Information supplied:

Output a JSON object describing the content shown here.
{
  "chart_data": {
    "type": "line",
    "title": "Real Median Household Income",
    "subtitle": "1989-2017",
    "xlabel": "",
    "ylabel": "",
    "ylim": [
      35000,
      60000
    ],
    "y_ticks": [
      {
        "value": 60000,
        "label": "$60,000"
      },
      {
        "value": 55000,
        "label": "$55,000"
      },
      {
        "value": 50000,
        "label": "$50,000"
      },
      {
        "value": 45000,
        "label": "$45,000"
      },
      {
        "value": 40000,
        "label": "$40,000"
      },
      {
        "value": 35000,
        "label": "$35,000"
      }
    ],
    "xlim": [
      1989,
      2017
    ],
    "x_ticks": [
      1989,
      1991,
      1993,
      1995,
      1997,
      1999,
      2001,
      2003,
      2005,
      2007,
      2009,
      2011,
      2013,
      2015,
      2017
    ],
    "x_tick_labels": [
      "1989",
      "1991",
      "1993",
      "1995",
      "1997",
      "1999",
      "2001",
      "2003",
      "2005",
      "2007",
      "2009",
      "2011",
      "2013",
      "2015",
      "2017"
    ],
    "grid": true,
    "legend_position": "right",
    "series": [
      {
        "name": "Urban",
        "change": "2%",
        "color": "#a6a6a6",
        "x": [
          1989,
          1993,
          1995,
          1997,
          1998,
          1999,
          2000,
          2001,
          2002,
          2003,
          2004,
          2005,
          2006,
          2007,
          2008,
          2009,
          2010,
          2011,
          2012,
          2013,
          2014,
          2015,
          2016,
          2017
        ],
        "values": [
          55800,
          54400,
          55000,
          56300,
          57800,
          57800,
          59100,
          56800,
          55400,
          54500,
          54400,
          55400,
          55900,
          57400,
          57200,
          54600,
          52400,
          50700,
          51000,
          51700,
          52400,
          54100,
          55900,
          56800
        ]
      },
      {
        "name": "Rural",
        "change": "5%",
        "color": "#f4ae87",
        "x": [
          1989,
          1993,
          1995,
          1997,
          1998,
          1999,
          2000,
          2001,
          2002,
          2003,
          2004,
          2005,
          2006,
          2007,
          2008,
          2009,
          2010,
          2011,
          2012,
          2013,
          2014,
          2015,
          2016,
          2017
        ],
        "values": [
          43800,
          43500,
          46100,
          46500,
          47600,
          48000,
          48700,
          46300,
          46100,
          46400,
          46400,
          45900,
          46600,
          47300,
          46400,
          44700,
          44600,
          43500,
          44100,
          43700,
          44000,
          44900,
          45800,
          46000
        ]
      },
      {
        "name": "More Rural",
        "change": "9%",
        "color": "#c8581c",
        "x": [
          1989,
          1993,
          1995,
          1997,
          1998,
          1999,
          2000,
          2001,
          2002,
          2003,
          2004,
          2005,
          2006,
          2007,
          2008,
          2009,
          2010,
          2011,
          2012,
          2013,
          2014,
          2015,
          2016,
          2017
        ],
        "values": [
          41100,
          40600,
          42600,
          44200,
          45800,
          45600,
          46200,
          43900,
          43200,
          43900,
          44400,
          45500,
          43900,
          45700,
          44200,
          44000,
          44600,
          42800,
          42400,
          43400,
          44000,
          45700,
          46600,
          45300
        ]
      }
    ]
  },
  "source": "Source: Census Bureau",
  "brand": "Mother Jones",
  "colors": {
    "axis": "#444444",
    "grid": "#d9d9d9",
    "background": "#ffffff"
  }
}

Job:
Reproduce the material verbatim, line by line.

Answer to the exercise:
Output a JSON object describing the content shown here.
{
  "chart_data": {
    "type": "line",
    "title": "Real Median Household Income",
    "subtitle": "1989-2017",
    "xlabel": "",
    "ylabel": "",
    "ylim": [
      35000,
      60000
    ],
    "y_ticks": [
      {
        "value": 60000,
        "label": "$60,000"
      },
      {
        "value": 55000,
        "label": "$55,000"
      },
      {
        "value": 50000,
        "label": "$50,000"
      },
      {
        "value": 45000,
        "label": "$45,000"
      },
      {
        "value": 40000,
        "label": "$40,000"
      },
      {
        "value": 35000,
        "label": "$35,000"
      }
    ],
    "xlim": [
      1989,
      2017
    ],
    "x_ticks": [
      1989,
      1991,
      1993,
      1995,
      1997,
      1999,
      2001,
      2003,
      2005,
      2007,
      2009,
      2011,
      2013,
      2015,
      2017
    ],
    "x_tick_labels": [
      "1989",
      "1991",
      "1993",
      "1995",
      "1997",
      "1999",
      "2001",
      "2003",
      "2005",
      "2007",
      "2009",
      "2011",
      "2013",
      "2015",
      "2017"
    ],
    "grid": true,
    "legend_position": "right",
    "series": [
      {
        "name": "Urban",
        "change": "2%",
        "color": "#a6a6a6",
        "x": [
          1989,
          1993,
          1995,
          1997,
          1998,
          1999,
          2000,
          2001,
          2002,
          2003,
          2004,
          2005,
          2006,
          2007,
          2008,
          2009,
          2010,
          2011,
          2012,
          2013,
          2014,
          2015,
          2016,
          2017
        ],
        "values": [
          55800,
          54400,
          55000,
          56300,
          57800,
          57800,
          59100,
          56800,
          55400,
          54500,
          54400,
          55400,
          55900,
          57400,
          57200,
          54600,
          52400,
          50700,
          51000,
          51700,
          52400,
          54100,
          55900,
          56800
        ]
      },
      {
        "name": "Rural",
        "change": "5%",
        "color": "#f4ae87",
        "x": [
          1989,
          1993,
          1995,
          1997,
          1998,
          1999,
          2000,
          2001,
          2002,
          2003,
          2004,
          2005,
          2006,
          2007,
          2008,
          2009,
          2010,
          2011,
          2012,
          2013,
          2014,
          2015,
          2016,
          2017
        ],
        "values": [
          43800,
          43500,
          46100,
          46500,
          47600,
          48000,
          48700,
          46300,
          46100,
          46400,
          46400,
          45900,
          46600,
          47300,
          46400,
          44700,
          44600,
          43500,
          44100,
          43700,
          44000,
          44900,
          45800,
          46000
        ]
      },
      {
        "name": "More Rural",
        "change": "9%",
        "color": "#c8581c",
        "x": [
          1989,
          1993,
          1995,
          1997,
          1998,
          1999,
          2000,
          2001,
          2002,
          2003,
          2004,
          2005,
          2006,
          2007,
          2008,
          2009,
          2010,
          2011,
          2012,
          2013,
          2014,
          2015,
          2016,
          2017
        ],
        "values": [
          41100,
          40600,
          42600,
          44200,
          45800,
          45600,
          46200,
          43900,
          43200,
          43900,
          44400,
          45500,
          43900,
          45700,
          44200,
          44000,
          44600,
          42800,
          42400,
          43400,
          44000,
          45700,
          46600,
          45300
        ]
      }
    ]
  },
  "source": "Source: Census Bureau",
  "brand": "Mother Jones",
  "colors": {
    "axis": "#444444",
    "grid": "#d9d9d9",
    "background": "#ffffff"
  }
}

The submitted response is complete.